(Recorded data)
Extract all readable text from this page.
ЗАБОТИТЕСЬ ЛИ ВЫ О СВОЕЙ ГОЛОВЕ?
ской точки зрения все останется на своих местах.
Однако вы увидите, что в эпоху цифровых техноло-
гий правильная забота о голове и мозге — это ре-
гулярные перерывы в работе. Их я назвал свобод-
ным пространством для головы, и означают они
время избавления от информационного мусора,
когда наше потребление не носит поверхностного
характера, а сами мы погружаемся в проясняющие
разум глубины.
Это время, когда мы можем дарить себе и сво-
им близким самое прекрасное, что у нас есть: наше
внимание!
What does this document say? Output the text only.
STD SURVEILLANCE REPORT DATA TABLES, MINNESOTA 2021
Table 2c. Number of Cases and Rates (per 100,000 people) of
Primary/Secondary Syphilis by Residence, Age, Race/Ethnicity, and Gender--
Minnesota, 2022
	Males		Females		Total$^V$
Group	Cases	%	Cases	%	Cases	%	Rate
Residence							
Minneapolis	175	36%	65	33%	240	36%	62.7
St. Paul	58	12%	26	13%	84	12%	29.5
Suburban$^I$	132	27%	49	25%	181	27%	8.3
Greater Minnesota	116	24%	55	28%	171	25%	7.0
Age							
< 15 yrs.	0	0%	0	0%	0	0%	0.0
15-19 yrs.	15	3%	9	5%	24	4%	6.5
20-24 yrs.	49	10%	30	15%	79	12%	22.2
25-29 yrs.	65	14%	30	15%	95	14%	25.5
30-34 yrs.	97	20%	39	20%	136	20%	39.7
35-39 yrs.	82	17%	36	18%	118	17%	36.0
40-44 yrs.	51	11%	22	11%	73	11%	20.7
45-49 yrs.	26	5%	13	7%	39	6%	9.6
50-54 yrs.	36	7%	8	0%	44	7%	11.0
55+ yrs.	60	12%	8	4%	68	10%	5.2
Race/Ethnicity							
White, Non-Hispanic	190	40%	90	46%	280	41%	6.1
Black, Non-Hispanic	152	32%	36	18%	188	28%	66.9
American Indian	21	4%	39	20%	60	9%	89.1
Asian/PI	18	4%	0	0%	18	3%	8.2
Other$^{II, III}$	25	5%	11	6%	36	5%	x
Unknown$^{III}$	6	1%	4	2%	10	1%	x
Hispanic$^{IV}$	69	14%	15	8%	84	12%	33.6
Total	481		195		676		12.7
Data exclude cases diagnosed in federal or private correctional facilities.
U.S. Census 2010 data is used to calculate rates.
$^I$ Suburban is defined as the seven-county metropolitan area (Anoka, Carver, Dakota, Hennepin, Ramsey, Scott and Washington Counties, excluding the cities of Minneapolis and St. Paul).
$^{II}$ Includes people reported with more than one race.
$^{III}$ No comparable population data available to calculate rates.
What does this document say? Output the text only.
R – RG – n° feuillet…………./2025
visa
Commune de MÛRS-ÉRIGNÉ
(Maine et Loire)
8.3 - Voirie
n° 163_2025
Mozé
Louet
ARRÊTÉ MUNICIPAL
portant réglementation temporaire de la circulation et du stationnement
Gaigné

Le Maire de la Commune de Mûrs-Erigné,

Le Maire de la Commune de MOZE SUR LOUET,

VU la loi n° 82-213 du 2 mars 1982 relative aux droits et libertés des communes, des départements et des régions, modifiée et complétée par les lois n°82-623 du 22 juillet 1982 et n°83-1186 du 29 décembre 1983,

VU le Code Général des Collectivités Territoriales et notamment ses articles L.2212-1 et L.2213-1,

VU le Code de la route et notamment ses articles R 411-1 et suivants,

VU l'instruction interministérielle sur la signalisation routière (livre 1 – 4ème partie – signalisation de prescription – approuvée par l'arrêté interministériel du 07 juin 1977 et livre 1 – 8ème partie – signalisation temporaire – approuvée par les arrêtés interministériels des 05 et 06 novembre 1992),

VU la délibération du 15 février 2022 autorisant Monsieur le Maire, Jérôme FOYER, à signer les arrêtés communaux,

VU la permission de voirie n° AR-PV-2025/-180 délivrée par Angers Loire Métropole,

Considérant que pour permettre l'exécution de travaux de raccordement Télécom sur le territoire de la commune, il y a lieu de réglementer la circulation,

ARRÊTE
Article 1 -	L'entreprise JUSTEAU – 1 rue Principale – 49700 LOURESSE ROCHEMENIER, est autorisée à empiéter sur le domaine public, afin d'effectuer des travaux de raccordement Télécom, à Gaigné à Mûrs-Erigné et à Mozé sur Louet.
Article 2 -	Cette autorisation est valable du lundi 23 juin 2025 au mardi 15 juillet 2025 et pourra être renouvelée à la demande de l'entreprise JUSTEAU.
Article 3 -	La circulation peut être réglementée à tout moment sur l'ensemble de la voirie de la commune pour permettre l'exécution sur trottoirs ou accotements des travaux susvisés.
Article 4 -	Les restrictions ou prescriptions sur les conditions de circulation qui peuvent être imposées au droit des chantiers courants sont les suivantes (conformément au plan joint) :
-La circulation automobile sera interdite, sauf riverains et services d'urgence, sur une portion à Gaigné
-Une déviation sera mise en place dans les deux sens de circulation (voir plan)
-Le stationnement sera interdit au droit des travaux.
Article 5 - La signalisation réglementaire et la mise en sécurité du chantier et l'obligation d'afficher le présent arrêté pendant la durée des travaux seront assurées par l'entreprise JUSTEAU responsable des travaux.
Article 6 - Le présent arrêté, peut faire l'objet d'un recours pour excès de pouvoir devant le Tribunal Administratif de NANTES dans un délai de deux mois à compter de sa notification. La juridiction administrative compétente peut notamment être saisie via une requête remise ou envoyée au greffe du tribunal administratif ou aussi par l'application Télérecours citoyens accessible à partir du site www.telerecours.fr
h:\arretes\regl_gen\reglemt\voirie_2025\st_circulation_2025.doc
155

* _EXERCISE DETAILS_: From the listing above, pick out every line containing "présent".

* _EXPECTED ANSWER_:
Article 5 - La signalisation réglementaire et la mise en sécurité du chantier et l'obligation d'afficher le présent arrêté pendant la durée des travaux seront assurées par l'entreprise JUSTEAU responsable des travaux.
Article 6 - Le présent arrêté, peut faire l'objet d'un recours pour excès de pouvoir devant le Tribunal Administratif de NANTES dans un délai de deux mois à compter de sa notification. La juridiction administrative compétente peut notamment être saisie via une requête remise ou envoyée au greffe du tribunal administratif ou aussi par l'application Télérecours citoyens accessible à partir du site www.telerecours.fr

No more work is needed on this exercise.